start Record excerpts
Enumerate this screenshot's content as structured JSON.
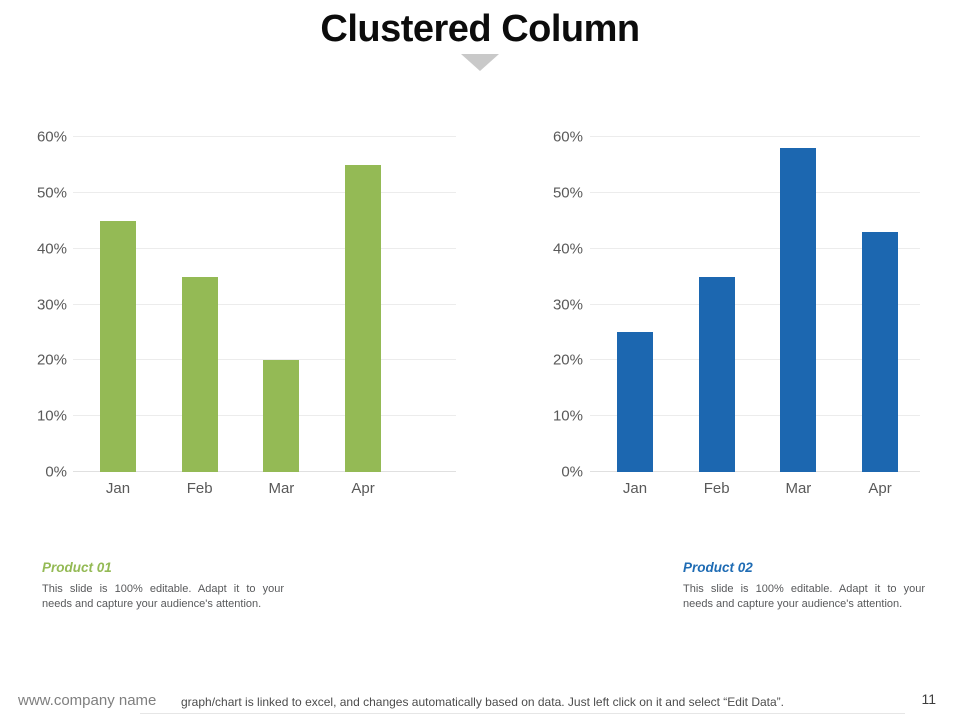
{
  "slide": {
    "title": "Clustered Column",
    "page_number": "11"
  },
  "footer": {
    "company": "www.company name",
    "note": "graph/chart is linked to excel,  and changes automatically based on data. Just left click on it and select “Edit Data”."
  },
  "products": [
    {
      "label": "Product 01",
      "color": "#94ba55",
      "description": "This slide is 100% editable. Adapt it to your needs and capture your audience's attention."
    },
    {
      "label": "Product 02",
      "color": "#1f6cb4",
      "description": "This slide is 100% editable. Adapt it to your needs and capture your audience's attention."
    }
  ],
  "chart_data": [
    {
      "type": "bar",
      "series_name": "Product 01",
      "categories": [
        "Jan",
        "Feb",
        "Mar",
        "Apr"
      ],
      "values": [
        45,
        35,
        20,
        55
      ],
      "unit": "%",
      "bar_color": "#94ba55",
      "ylim": [
        0,
        60
      ],
      "yticks": [
        0,
        10,
        20,
        30,
        40,
        50,
        60
      ],
      "ytick_labels": [
        "0%",
        "10%",
        "20%",
        "30%",
        "40%",
        "50%",
        "60%"
      ],
      "grid": true,
      "legend": "none"
    },
    {
      "type": "bar",
      "series_name": "Product 02",
      "categories": [
        "Jan",
        "Feb",
        "Mar",
        "Apr"
      ],
      "values": [
        25,
        35,
        58,
        43
      ],
      "unit": "%",
      "bar_color": "#1c67b0",
      "ylim": [
        0,
        60
      ],
      "yticks": [
        0,
        10,
        20,
        30,
        40,
        50,
        60
      ],
      "ytick_labels": [
        "0%",
        "10%",
        "20%",
        "30%",
        "40%",
        "50%",
        "60%"
      ],
      "grid": true,
      "legend": "none"
    }
  ],
  "decorations": {
    "triangle_color": "#c9c9c9"
  }
}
end Record excerpts
● Exercise task: Leave out the pictures and restate everything else word for word.

● Final answer:
Enumerate this screenshot's content as structured JSON.
{
  "slide": {
    "title": "Clustered Column",
    "page_number": "11"
  },
  "footer": {
    "company": "www.company name",
    "note": "graph/chart is linked to excel,  and changes automatically based on data. Just left click on it and select “Edit Data”."
  },
  "products": [
    {
      "label": "Product 01",
      "color": "#94ba55",
      "description": "This slide is 100% editable. Adapt it to your needs and capture your audience's attention."
    },
    {
      "label": "Product 02",
      "color": "#1f6cb4",
      "description": "This slide is 100% editable. Adapt it to your needs and capture your audience's attention."
    }
  ],
  "chart_data": [
    {
      "type": "bar",
      "series_name": "Product 01",
      "categories": [
        "Jan",
        "Feb",
        "Mar",
        "Apr"
      ],
      "values": [
        45,
        35,
        20,
        55
      ],
      "unit": "%",
      "bar_color": "#94ba55",
      "ylim": [
        0,
        60
      ],
      "yticks": [
        0,
        10,
        20,
        30,
        40,
        50,
        60
      ],
      "ytick_labels": [
        "0%",
        "10%",
        "20%",
        "30%",
        "40%",
        "50%",
        "60%"
      ],
      "grid": true,
      "legend": "none"
    },
    {
      "type": "bar",
      "series_name": "Product 02",
      "categories": [
        "Jan",
        "Feb",
        "Mar",
        "Apr"
      ],
      "values": [
        25,
        35,
        58,
        43
      ],
      "unit": "%",
      "bar_color": "#1c67b0",
      "ylim": [
        0,
        60
      ],
      "yticks": [
        0,
        10,
        20,
        30,
        40,
        50,
        60
      ],
      "ytick_labels": [
        "0%",
        "10%",
        "20%",
        "30%",
        "40%",
        "50%",
        "60%"
      ],
      "grid": true,
      "legend": "none"
    }
  ],
  "decorations": {
    "triangle_color": "#c9c9c9"
  }
}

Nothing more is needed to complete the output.